» **DIRECTIONS FOR THIS TASK**: Write the material out again exactly.

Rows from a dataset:
◆ ◆ ◆ ◆ ◆
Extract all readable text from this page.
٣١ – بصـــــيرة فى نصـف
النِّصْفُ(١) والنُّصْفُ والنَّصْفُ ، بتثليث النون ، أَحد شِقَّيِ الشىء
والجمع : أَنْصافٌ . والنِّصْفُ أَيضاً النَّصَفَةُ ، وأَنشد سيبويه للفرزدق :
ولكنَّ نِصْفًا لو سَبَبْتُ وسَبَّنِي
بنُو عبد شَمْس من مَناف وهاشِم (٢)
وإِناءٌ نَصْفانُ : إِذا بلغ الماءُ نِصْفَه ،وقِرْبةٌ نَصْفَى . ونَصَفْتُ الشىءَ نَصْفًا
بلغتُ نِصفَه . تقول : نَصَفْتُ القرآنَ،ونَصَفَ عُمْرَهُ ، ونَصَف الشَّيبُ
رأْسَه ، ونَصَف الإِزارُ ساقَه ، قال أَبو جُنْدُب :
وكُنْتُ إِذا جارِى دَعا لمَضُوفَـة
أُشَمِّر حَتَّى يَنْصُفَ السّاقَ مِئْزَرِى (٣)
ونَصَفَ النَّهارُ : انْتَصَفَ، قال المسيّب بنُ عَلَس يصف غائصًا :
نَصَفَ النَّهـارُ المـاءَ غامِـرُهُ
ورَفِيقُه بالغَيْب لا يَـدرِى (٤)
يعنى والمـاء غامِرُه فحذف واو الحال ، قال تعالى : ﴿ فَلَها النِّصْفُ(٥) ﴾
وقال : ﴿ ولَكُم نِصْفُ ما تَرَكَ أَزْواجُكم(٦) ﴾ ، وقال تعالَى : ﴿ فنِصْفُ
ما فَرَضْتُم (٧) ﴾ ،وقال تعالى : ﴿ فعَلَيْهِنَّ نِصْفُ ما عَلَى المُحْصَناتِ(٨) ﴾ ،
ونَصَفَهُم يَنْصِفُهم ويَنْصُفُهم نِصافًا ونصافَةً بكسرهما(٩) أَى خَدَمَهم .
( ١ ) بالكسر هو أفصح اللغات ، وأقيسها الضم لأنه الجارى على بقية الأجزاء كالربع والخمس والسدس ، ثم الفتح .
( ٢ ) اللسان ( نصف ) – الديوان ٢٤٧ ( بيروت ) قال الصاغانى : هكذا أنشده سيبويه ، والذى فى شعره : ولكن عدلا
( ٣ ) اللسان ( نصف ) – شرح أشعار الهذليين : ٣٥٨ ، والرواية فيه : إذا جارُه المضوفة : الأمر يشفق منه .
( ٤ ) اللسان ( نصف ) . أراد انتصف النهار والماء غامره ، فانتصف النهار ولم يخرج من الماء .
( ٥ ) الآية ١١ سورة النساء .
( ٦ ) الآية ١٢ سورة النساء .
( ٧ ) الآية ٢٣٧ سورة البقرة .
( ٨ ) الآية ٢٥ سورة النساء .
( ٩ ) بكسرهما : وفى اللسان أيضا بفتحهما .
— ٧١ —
◆ ◆ ◆ ◆ ◆
» **TASK SOLUTION**:
Extract all readable text from this page.
٣١ – بصـــــيرة فى نصـف
النِّصْفُ(١) والنُّصْفُ والنَّصْفُ ، بتثليث النون ، أَحد شِقَّيِ الشىء
والجمع : أَنْصافٌ . والنِّصْفُ أَيضاً النَّصَفَةُ ، وأَنشد سيبويه للفرزدق :
ولكنَّ نِصْفًا لو سَبَبْتُ وسَبَّنِي
بنُو عبد شَمْس من مَناف وهاشِم (٢)
وإِناءٌ نَصْفانُ : إِذا بلغ الماءُ نِصْفَه ،وقِرْبةٌ نَصْفَى . ونَصَفْتُ الشىءَ نَصْفًا
بلغتُ نِصفَه . تقول : نَصَفْتُ القرآنَ،ونَصَفَ عُمْرَهُ ، ونَصَف الشَّيبُ
رأْسَه ، ونَصَف الإِزارُ ساقَه ، قال أَبو جُنْدُب :
وكُنْتُ إِذا جارِى دَعا لمَضُوفَـة
أُشَمِّر حَتَّى يَنْصُفَ السّاقَ مِئْزَرِى (٣)
ونَصَفَ النَّهارُ : انْتَصَفَ، قال المسيّب بنُ عَلَس يصف غائصًا :
نَصَفَ النَّهـارُ المـاءَ غامِـرُهُ
ورَفِيقُه بالغَيْب لا يَـدرِى (٤)
يعنى والمـاء غامِرُه فحذف واو الحال ، قال تعالى : ﴿ فَلَها النِّصْفُ(٥) ﴾
وقال : ﴿ ولَكُم نِصْفُ ما تَرَكَ أَزْواجُكم(٦) ﴾ ، وقال تعالَى : ﴿ فنِصْفُ
ما فَرَضْتُم (٧) ﴾ ،وقال تعالى : ﴿ فعَلَيْهِنَّ نِصْفُ ما عَلَى المُحْصَناتِ(٨) ﴾ ،
ونَصَفَهُم يَنْصِفُهم ويَنْصُفُهم نِصافًا ونصافَةً بكسرهما(٩) أَى خَدَمَهم .
( ١ ) بالكسر هو أفصح اللغات ، وأقيسها الضم لأنه الجارى على بقية الأجزاء كالربع والخمس والسدس ، ثم الفتح .
( ٢ ) اللسان ( نصف ) – الديوان ٢٤٧ ( بيروت ) قال الصاغانى : هكذا أنشده سيبويه ، والذى فى شعره : ولكن عدلا
( ٣ ) اللسان ( نصف ) – شرح أشعار الهذليين : ٣٥٨ ، والرواية فيه : إذا جارُه المضوفة : الأمر يشفق منه .
( ٤ ) اللسان ( نصف ) . أراد انتصف النهار والماء غامره ، فانتصف النهار ولم يخرج من الماء .
( ٥ ) الآية ١١ سورة النساء .
( ٦ ) الآية ١٢ سورة النساء .
( ٧ ) الآية ٢٣٧ سورة البقرة .
( ٨ ) الآية ٢٥ سورة النساء .
( ٩ ) بكسرهما : وفى اللسان أيضا بفتحهما .
— ٧١ —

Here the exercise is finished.